Copy every line of the listing exactly.

**** INPUT FOR THIS TASK

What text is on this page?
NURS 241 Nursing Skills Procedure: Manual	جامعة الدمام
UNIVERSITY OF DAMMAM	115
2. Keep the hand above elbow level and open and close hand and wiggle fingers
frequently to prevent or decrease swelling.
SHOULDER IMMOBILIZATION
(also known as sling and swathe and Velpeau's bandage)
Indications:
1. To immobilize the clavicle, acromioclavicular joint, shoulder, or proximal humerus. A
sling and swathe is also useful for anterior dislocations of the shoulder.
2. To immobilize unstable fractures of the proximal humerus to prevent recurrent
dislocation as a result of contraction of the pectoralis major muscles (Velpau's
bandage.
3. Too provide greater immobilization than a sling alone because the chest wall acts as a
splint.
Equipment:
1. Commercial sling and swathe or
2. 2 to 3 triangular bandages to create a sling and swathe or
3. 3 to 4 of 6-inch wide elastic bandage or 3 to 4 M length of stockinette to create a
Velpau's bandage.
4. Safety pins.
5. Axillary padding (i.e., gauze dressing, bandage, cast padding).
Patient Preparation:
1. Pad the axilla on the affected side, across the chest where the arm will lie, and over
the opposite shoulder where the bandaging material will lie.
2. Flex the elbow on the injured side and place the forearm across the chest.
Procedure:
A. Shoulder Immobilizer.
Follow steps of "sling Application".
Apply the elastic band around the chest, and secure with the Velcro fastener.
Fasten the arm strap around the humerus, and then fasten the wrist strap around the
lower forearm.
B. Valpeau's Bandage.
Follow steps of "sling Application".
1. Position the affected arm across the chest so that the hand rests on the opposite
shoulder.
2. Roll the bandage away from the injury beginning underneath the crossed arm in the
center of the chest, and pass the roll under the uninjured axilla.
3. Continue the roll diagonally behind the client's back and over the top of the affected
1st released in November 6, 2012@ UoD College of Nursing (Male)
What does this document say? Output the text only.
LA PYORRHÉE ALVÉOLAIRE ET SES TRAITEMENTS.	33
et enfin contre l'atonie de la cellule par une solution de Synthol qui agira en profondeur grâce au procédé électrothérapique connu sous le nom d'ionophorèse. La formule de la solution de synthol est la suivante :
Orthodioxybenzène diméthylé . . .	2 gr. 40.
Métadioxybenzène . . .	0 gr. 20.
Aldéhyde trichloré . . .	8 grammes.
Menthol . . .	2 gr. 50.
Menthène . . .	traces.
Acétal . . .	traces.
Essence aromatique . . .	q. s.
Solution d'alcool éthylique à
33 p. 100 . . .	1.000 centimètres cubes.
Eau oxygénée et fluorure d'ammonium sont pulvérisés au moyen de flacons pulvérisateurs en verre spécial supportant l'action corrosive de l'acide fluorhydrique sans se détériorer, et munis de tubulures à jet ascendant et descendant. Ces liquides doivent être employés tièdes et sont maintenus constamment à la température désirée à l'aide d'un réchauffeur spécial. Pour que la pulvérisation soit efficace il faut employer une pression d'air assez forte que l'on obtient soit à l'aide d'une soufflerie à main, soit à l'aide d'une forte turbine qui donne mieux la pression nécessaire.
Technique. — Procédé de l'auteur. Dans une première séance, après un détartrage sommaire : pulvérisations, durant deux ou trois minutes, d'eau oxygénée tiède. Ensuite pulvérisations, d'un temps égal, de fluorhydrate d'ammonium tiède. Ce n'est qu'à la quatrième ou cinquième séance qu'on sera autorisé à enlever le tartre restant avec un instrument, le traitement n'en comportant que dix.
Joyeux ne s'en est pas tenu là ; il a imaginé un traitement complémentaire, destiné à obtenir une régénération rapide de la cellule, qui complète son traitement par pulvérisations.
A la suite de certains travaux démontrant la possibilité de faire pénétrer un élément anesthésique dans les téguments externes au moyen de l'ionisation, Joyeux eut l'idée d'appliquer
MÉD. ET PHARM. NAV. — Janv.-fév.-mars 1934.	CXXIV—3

********

_PROBLEM SOLUTION_
What text is on this page?
NURS 241 Nursing Skills Procedure: Manual	جامعة الدمام
UNIVERSITY OF DAMMAM	115
2. Keep the hand above elbow level and open and close hand and wiggle fingers
frequently to prevent or decrease swelling.
SHOULDER IMMOBILIZATION
(also known as sling and swathe and Velpeau's bandage)
Indications:
1. To immobilize the clavicle, acromioclavicular joint, shoulder, or proximal humerus. A
sling and swathe is also useful for anterior dislocations of the shoulder.
2. To immobilize unstable fractures of the proximal humerus to prevent recurrent
dislocation as a result of contraction of the pectoralis major muscles (Velpau's
bandage.
3. Too provide greater immobilization than a sling alone because the chest wall acts as a
splint.
Equipment:
1. Commercial sling and swathe or
2. 2 to 3 triangular bandages to create a sling and swathe or
3. 3 to 4 of 6-inch wide elastic bandage or 3 to 4 M length of stockinette to create a
Velpau's bandage.
4. Safety pins.
5. Axillary padding (i.e., gauze dressing, bandage, cast padding).
Patient Preparation:
1. Pad the axilla on the affected side, across the chest where the arm will lie, and over
the opposite shoulder where the bandaging material will lie.
2. Flex the elbow on the injured side and place the forearm across the chest.
Procedure:
A. Shoulder Immobilizer.
Follow steps of "sling Application".
Apply the elastic band around the chest, and secure with the Velcro fastener.
Fasten the arm strap around the humerus, and then fasten the wrist strap around the
lower forearm.
B. Valpeau's Bandage.
Follow steps of "sling Application".
1. Position the affected arm across the chest so that the hand rests on the opposite
shoulder.
2. Roll the bandage away from the injury beginning underneath the crossed arm in the
center of the chest, and pass the roll under the uninjured axilla.
3. Continue the roll diagonally behind the client's back and over the top of the affected
1st released in November 6, 2012@ UoD College of Nursing (Male)
What does this document say? Output the text only.
LA PYORRHÉE ALVÉOLAIRE ET SES TRAITEMENTS.	33
et enfin contre l'atonie de la cellule par une solution de Synthol qui agira en profondeur grâce au procédé électrothérapique connu sous le nom d'ionophorèse. La formule de la solution de synthol est la suivante :
Orthodioxybenzène diméthylé . . .	2 gr. 40.
Métadioxybenzène . . .	0 gr. 20.
Aldéhyde trichloré . . .	8 grammes.
Menthol . . .	2 gr. 50.
Menthène . . .	traces.
Acétal . . .	traces.
Essence aromatique . . .	q. s.
Solution d'alcool éthylique à
33 p. 100 . . .	1.000 centimètres cubes.
Eau oxygénée et fluorure d'ammonium sont pulvérisés au moyen de flacons pulvérisateurs en verre spécial supportant l'action corrosive de l'acide fluorhydrique sans se détériorer, et munis de tubulures à jet ascendant et descendant. Ces liquides doivent être employés tièdes et sont maintenus constamment à la température désirée à l'aide d'un réchauffeur spécial. Pour que la pulvérisation soit efficace il faut employer une pression d'air assez forte que l'on obtient soit à l'aide d'une soufflerie à main, soit à l'aide d'une forte turbine qui donne mieux la pression nécessaire.
Technique. — Procédé de l'auteur. Dans une première séance, après un détartrage sommaire : pulvérisations, durant deux ou trois minutes, d'eau oxygénée tiède. Ensuite pulvérisations, d'un temps égal, de fluorhydrate d'ammonium tiède. Ce n'est qu'à la quatrième ou cinquième séance qu'on sera autorisé à enlever le tartre restant avec un instrument, le traitement n'en comportant que dix.
Joyeux ne s'en est pas tenu là ; il a imaginé un traitement complémentaire, destiné à obtenir une régénération rapide de la cellule, qui complète son traitement par pulvérisations.
A la suite de certains travaux démontrant la possibilité de faire pénétrer un élément anesthésique dans les téguments externes au moyen de l'ionisation, Joyeux eut l'idée d'appliquer
MÉD. ET PHARM. NAV. — Janv.-fév.-mars 1934.	CXXIV—3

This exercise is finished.